- **Task goal**: Select all lines with the string "соотвѣтствующее" in them, and copy those lines.

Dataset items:
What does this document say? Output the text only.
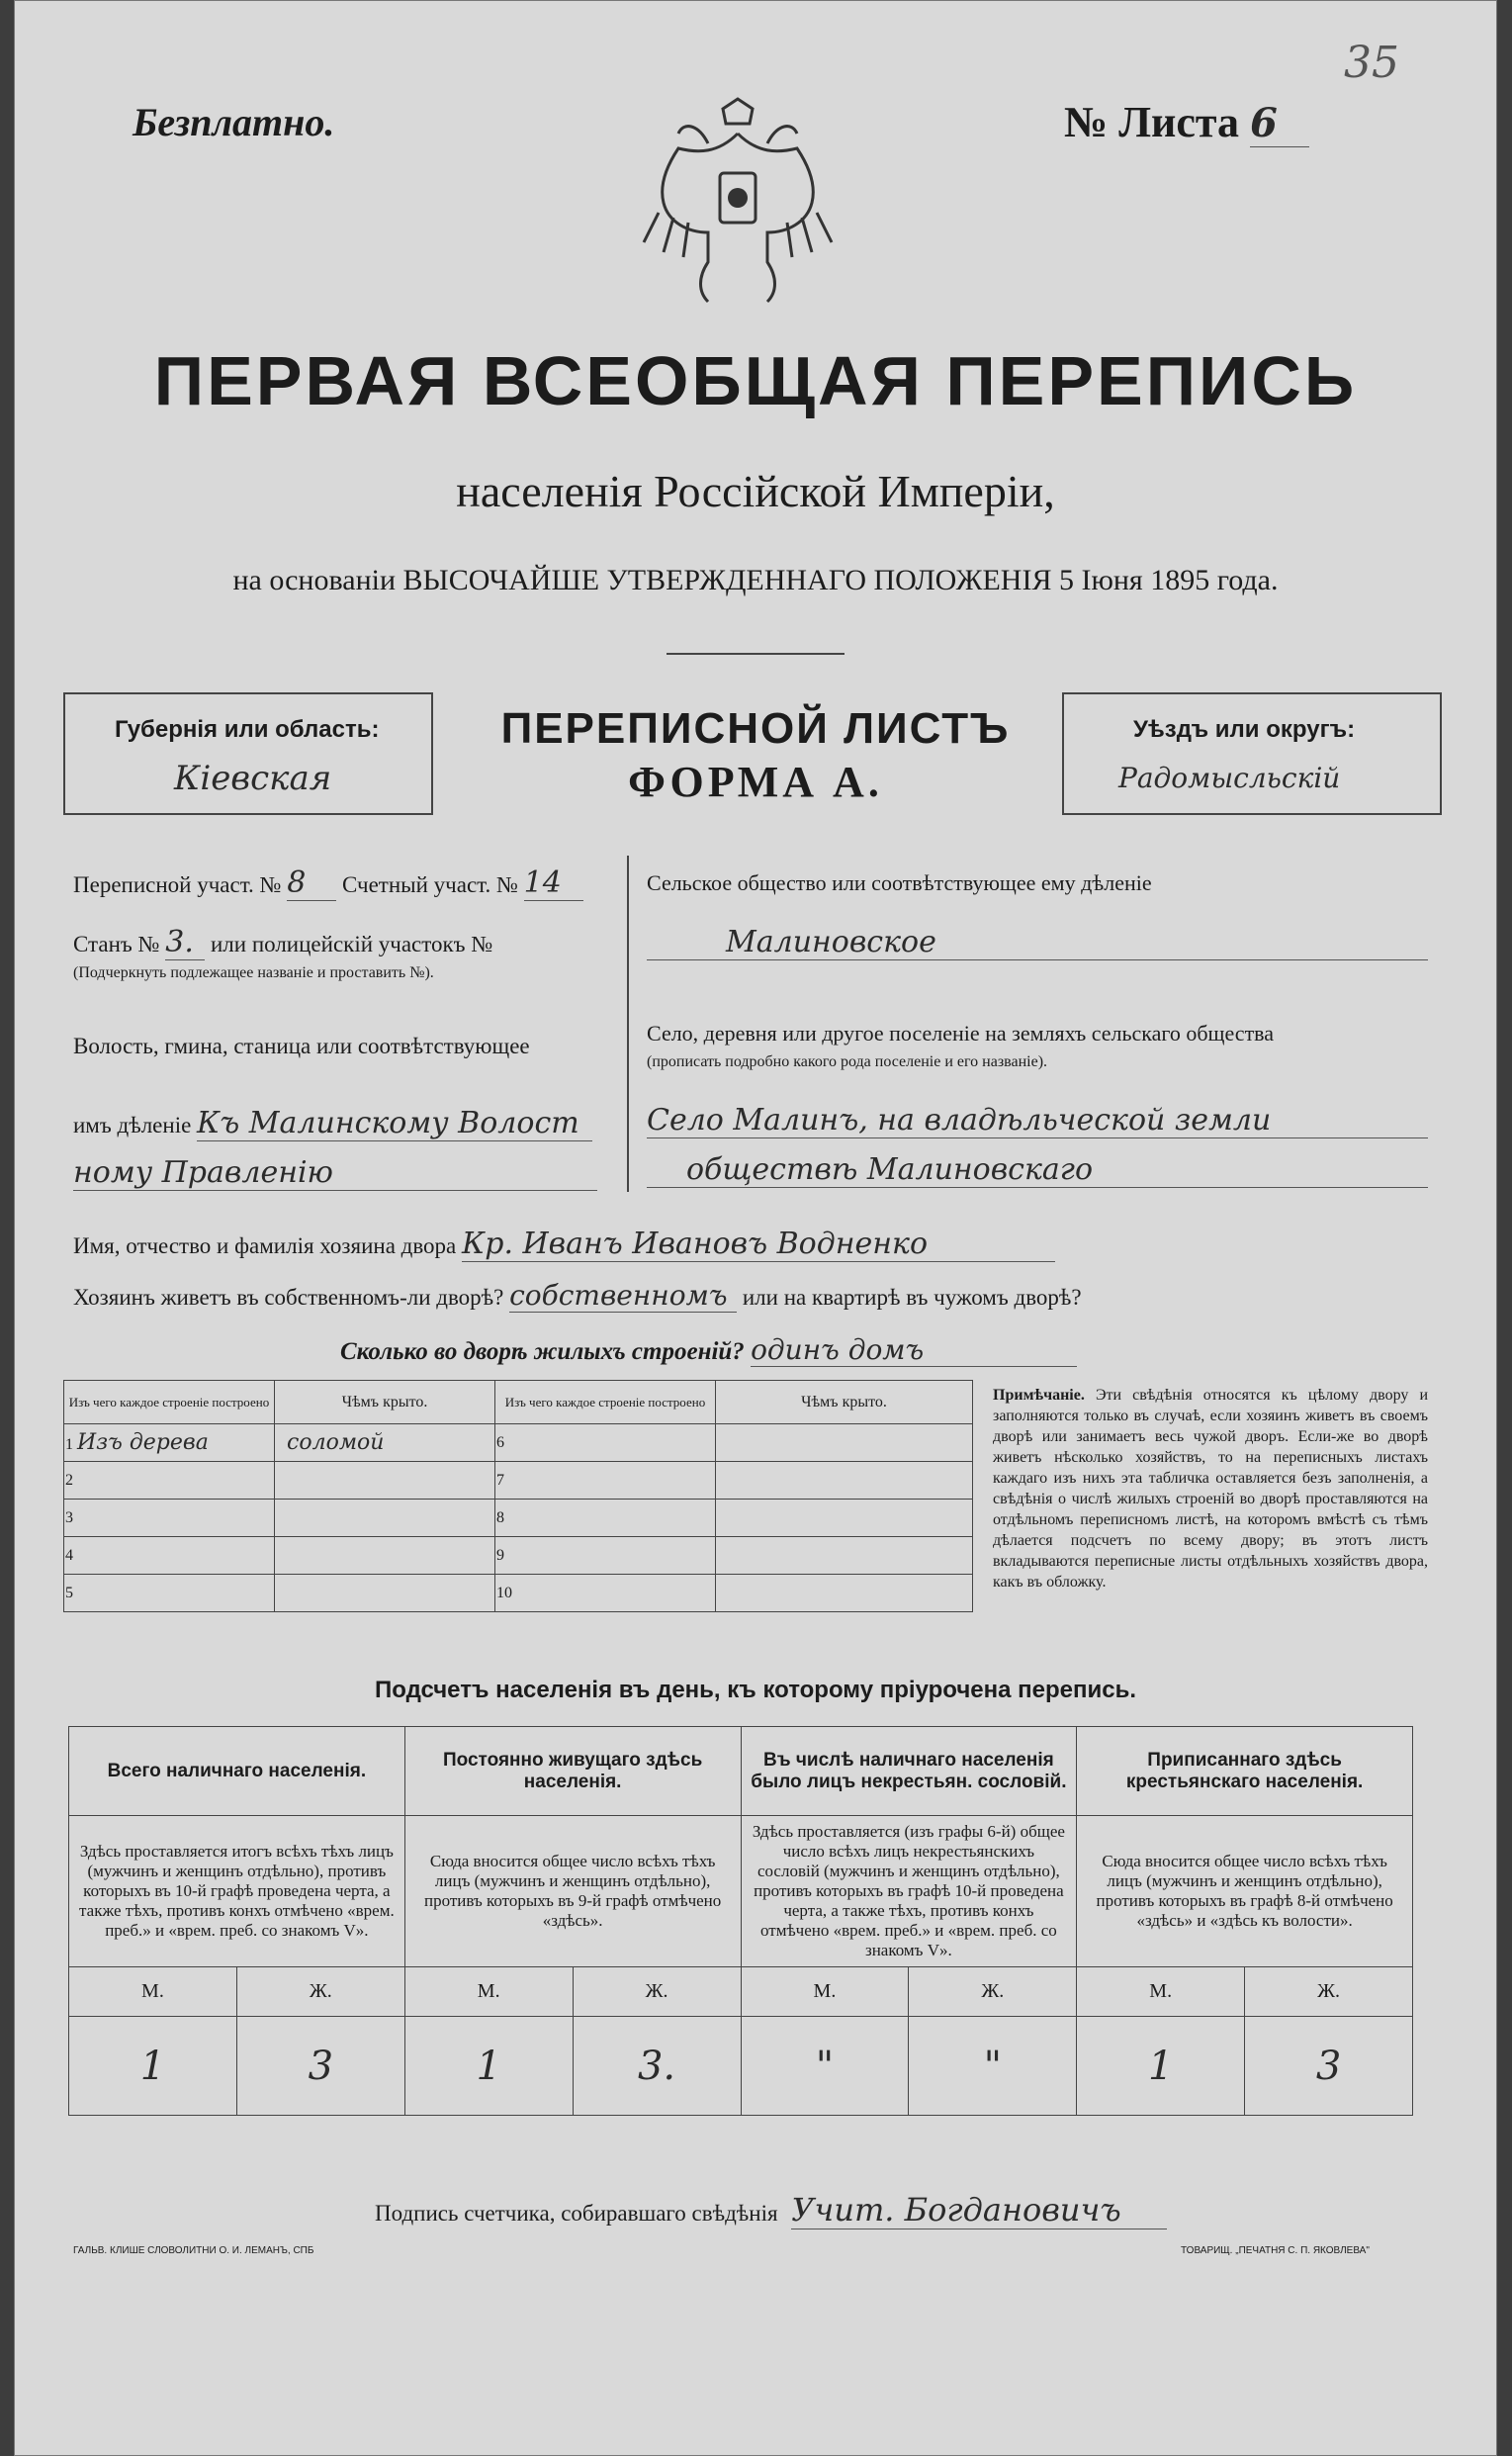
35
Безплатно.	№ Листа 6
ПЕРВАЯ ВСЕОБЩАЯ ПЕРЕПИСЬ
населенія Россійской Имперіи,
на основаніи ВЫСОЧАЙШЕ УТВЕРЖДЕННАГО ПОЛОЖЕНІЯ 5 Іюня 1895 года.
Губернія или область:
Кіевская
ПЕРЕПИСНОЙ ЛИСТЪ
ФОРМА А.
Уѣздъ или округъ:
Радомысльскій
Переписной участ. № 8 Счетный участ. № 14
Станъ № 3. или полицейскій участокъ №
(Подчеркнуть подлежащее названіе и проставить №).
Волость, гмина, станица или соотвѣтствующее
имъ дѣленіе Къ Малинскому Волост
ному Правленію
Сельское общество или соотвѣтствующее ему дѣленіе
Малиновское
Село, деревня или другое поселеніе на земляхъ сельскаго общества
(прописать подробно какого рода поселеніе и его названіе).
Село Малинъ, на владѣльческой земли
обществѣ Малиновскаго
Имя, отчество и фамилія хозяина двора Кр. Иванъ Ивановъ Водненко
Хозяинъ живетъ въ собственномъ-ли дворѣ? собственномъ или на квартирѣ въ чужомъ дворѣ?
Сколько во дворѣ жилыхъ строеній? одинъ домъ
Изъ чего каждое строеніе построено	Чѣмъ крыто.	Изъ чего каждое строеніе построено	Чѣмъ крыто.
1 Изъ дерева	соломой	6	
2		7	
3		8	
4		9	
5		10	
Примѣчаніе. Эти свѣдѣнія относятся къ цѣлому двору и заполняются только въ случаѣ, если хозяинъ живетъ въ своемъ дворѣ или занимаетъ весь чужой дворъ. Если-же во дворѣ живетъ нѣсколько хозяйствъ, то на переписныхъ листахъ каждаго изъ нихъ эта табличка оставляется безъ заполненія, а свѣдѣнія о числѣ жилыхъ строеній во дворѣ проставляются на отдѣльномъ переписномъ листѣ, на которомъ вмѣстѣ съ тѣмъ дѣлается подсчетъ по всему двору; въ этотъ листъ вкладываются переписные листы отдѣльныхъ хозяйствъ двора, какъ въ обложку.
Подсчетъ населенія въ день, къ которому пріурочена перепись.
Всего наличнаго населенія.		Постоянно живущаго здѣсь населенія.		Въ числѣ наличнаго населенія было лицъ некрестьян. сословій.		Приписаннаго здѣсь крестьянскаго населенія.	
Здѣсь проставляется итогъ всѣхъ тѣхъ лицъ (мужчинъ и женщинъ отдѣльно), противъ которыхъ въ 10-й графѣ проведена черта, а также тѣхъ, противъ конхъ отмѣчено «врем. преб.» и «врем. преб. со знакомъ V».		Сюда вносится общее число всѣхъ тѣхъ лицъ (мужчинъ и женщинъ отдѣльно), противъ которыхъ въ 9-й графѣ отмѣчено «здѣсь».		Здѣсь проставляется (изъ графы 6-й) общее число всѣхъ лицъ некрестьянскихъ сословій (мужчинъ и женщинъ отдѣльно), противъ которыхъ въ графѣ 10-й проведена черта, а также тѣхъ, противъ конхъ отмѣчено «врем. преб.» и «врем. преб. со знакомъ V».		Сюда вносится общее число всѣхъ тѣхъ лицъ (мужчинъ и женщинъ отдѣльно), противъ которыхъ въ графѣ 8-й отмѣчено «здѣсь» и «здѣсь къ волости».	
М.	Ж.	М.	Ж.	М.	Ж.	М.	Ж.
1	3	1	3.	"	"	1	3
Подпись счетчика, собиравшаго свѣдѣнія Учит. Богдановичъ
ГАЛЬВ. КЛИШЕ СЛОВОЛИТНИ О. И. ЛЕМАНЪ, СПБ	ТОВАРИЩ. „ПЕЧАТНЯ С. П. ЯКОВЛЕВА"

- **Solution**:
Волость, гмина, станица или соотвѣтствующее
Сельское общество или соотвѣтствующее ему дѣленіе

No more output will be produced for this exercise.